Work required: Put everything from the line containing "Give bounding boxes" down to the line containing "Text: N: N (176, 133, 186, 147)" into a numbered list, skipping blank lines and leaving out the pictures.

[Data entries]
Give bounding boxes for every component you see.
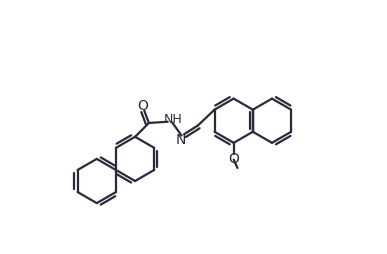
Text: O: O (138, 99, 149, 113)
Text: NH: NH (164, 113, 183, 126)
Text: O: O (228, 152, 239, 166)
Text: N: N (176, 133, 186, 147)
--
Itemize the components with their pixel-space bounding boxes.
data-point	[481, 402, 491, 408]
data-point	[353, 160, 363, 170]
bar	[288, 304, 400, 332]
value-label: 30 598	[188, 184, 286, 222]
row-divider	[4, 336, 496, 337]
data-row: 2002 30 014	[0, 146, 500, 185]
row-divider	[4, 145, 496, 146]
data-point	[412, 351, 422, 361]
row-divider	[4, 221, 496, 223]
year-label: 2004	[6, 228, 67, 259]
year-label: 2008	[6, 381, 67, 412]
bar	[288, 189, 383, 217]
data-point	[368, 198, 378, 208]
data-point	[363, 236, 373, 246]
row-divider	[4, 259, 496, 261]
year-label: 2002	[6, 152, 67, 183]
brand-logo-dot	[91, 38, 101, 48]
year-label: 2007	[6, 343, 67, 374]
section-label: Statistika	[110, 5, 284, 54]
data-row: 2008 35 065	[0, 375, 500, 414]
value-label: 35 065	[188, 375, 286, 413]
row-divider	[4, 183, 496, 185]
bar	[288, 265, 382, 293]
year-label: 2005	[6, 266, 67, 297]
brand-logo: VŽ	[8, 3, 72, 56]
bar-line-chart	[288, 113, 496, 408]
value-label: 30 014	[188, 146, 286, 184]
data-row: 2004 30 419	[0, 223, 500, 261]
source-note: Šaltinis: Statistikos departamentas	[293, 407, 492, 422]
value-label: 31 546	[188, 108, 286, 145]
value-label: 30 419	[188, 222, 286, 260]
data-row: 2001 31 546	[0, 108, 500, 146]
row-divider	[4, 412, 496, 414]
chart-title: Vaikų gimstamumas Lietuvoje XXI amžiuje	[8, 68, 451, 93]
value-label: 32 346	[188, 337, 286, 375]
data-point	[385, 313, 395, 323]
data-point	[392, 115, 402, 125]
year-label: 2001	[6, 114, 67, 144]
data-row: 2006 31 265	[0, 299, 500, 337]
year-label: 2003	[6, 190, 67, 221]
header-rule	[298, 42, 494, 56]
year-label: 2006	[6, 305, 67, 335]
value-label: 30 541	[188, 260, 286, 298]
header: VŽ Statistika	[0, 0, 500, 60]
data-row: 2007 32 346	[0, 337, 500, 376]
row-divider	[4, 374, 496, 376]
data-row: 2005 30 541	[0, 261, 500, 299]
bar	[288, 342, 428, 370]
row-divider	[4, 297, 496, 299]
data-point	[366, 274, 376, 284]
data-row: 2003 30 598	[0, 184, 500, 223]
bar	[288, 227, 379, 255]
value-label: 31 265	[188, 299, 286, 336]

Solution to this task:
1. Give bounding boxes for every component you see.
2. Text: O: O (138, 99, 149, 113)
3. Text: NH: NH (164, 113, 183, 126)
4. Text: O: O (228, 152, 239, 166)
5. Text: N: N (176, 133, 186, 147)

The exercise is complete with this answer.